Short problem: Give the number of lines in the data that hold the word "省发展和改革委员会基本建设综合办公", and nothing else.

Stored items
-- Start --
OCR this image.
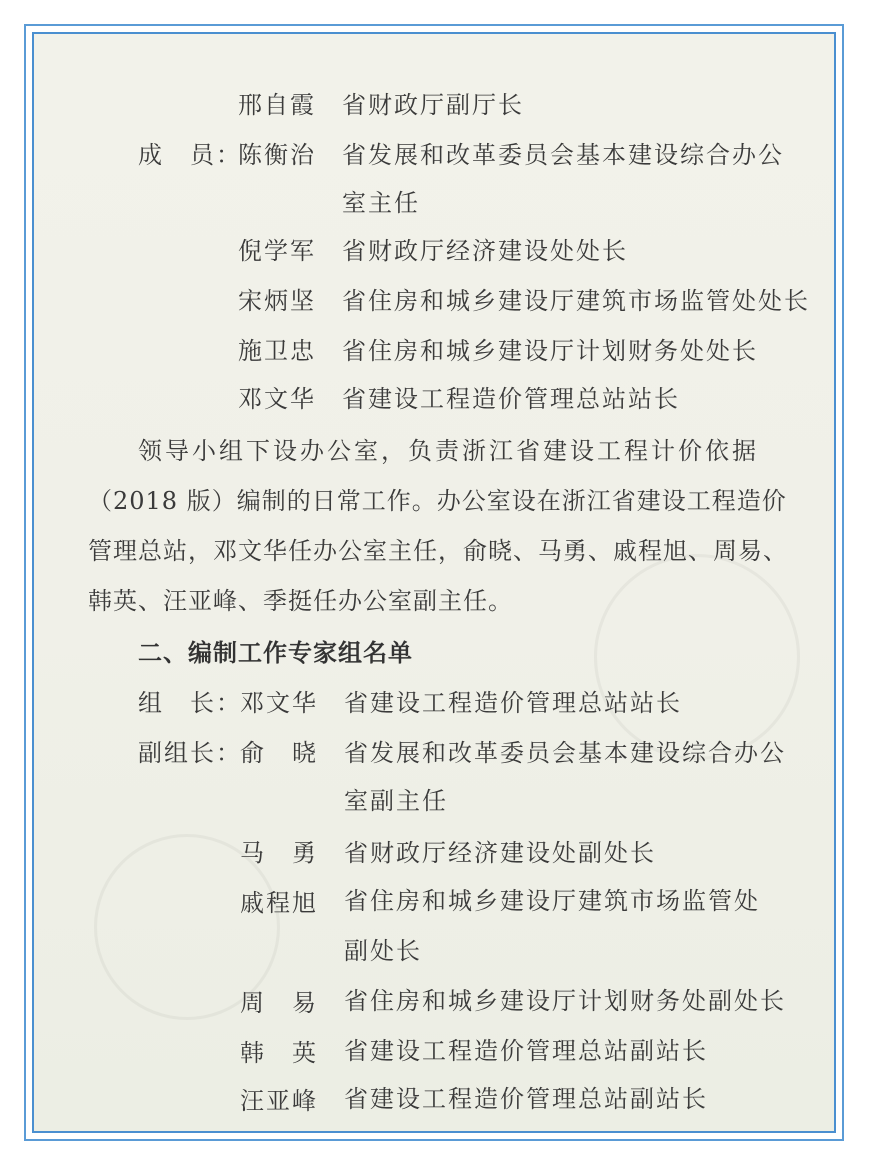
邢自霞 省财政厅副厅长
成　员：
陈衡治 省发展和改革委员会基本建设综合办公
室主任
倪学军 省财政厅经济建设处处长
宋炳坚 省住房和城乡建设厅建筑市场监管处处长
施卫忠 省住房和城乡建设厅计划财务处处长
邓文华 省建设工程造价管理总站站长
领导小组下设办公室，负责浙江省建设工程计价依据
（2018 版）编制的日常工作。办公室设在浙江省建设工程造价
管理总站，邓文华任办公室主任，俞晓、马勇、戚程旭、周易、
韩英、汪亚峰、季挺任办公室副主任。
二、编制工作专家组名单
组　长：
邓文华 省建设工程造价管理总站站长
副组长：
俞　晓 省发展和改革委员会基本建设综合办公
室副主任
马　勇 省财政厅经济建设处副处长
戚程旭 省住房和城乡建设厅建筑市场监管处
副处长
周　易 省住房和城乡建设厅计划财务处副处长
韩　英 省建设工程造价管理总站副站长
汪亚峰 省建设工程造价管理总站副站长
-- End --
Answer to the task: 2